### GIVEN INSTRUCTION
Copy every line that holds "不列颠尼亚".

### MATERIAL FOR THE TASK

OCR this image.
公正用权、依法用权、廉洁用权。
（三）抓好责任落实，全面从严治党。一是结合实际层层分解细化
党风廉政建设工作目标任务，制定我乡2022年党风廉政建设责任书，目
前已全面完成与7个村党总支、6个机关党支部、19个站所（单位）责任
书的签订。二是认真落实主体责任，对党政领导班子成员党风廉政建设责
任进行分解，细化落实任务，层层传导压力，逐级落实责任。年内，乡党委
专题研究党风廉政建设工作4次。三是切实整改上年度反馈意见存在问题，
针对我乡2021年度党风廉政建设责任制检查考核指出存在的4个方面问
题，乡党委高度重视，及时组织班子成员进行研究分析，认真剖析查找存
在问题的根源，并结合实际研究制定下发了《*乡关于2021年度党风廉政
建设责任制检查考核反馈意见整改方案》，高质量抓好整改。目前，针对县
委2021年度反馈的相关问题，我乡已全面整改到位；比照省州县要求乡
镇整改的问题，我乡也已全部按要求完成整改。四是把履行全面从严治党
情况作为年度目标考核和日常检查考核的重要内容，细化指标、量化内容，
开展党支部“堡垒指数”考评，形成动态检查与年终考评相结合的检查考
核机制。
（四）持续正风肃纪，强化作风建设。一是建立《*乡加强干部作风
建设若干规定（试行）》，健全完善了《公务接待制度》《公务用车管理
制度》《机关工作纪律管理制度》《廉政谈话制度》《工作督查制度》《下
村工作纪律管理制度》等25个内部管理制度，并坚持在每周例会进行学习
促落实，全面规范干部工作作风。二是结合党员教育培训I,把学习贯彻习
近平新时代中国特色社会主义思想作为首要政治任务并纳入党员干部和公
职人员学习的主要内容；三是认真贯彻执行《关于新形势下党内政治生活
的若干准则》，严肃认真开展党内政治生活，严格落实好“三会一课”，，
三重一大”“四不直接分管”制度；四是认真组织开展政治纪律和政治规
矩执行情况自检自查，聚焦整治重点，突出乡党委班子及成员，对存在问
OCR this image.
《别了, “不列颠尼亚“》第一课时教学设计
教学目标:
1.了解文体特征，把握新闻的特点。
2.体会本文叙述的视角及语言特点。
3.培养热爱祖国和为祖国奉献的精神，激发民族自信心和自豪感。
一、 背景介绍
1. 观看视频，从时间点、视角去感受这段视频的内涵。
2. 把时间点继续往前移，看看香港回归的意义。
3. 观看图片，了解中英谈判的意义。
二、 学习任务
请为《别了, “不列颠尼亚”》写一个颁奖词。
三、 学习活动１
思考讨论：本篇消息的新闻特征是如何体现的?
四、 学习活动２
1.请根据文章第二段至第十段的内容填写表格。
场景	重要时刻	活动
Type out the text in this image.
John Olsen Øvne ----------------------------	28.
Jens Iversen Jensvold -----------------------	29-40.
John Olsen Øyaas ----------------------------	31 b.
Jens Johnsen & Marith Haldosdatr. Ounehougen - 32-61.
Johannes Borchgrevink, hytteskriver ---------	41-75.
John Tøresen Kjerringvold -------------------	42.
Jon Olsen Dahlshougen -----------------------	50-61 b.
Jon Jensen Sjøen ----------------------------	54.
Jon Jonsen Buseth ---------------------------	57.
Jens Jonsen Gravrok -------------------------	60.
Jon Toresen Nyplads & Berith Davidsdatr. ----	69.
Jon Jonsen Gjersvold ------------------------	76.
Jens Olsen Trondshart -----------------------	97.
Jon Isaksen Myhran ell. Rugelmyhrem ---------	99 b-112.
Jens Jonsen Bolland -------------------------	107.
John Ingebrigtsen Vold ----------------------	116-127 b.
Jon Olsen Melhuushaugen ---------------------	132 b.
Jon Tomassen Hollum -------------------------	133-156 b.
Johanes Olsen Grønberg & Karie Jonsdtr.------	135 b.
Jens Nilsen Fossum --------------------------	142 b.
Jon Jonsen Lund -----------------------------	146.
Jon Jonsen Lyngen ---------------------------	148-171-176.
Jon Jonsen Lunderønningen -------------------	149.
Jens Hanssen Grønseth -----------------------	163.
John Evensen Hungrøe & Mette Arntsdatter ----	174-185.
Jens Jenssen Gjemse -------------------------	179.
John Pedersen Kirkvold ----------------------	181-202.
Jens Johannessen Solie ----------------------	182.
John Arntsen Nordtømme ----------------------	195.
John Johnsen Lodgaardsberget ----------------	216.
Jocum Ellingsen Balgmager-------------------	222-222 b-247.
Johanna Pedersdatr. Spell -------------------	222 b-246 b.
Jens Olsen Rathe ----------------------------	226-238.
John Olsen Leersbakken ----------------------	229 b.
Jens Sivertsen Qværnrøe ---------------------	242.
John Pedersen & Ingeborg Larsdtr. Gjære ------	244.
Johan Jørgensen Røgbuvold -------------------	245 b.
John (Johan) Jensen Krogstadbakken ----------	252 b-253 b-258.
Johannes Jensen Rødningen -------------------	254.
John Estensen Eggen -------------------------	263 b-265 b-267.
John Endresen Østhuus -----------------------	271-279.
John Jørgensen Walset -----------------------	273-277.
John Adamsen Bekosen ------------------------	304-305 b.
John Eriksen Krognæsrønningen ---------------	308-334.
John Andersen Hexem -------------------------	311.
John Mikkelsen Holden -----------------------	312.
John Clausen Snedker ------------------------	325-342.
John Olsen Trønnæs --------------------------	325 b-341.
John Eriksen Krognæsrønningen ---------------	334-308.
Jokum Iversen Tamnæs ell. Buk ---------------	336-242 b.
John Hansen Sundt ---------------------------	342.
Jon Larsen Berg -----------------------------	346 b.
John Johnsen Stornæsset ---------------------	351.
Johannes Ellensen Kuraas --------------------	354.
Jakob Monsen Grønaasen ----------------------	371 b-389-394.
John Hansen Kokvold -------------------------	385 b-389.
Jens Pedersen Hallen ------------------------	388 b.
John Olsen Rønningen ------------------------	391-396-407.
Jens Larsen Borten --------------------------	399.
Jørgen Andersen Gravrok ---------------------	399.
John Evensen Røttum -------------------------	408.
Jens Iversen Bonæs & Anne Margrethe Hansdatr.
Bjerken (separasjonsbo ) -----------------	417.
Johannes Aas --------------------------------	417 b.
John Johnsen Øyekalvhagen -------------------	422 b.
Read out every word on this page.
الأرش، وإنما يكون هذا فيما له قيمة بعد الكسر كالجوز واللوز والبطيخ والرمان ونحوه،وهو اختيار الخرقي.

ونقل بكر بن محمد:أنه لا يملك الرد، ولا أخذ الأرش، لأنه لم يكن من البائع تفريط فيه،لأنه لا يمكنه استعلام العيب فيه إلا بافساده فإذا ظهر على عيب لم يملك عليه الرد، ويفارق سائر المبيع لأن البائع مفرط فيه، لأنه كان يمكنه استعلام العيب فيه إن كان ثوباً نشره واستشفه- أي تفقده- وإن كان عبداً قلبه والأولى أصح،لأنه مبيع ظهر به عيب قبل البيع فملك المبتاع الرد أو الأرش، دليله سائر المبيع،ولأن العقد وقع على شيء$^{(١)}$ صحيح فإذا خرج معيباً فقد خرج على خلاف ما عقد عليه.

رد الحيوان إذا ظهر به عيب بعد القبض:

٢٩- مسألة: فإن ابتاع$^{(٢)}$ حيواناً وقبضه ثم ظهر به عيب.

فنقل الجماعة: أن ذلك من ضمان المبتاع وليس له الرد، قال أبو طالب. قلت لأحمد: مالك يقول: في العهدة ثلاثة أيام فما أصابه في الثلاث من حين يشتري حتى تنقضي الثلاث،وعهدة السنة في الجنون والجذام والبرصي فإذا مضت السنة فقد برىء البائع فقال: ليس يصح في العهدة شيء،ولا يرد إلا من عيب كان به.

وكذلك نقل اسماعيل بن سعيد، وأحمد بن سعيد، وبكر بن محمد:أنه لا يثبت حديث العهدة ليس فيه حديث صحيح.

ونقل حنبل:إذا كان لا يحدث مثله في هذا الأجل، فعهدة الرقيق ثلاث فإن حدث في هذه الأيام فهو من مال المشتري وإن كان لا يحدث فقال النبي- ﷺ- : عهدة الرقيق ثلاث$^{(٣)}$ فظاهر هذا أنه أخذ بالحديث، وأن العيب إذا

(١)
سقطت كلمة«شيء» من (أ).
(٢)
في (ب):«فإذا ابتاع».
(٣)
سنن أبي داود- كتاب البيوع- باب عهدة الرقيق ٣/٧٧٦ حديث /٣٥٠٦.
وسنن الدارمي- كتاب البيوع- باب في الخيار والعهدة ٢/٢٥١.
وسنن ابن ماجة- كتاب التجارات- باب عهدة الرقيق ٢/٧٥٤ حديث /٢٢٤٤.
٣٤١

### RESPONSE TO THIS EXERCISE
《别了, “不列颠尼亚“》第一课时教学设计
请为《别了, “不列颠尼亚”》写一个颁奖词。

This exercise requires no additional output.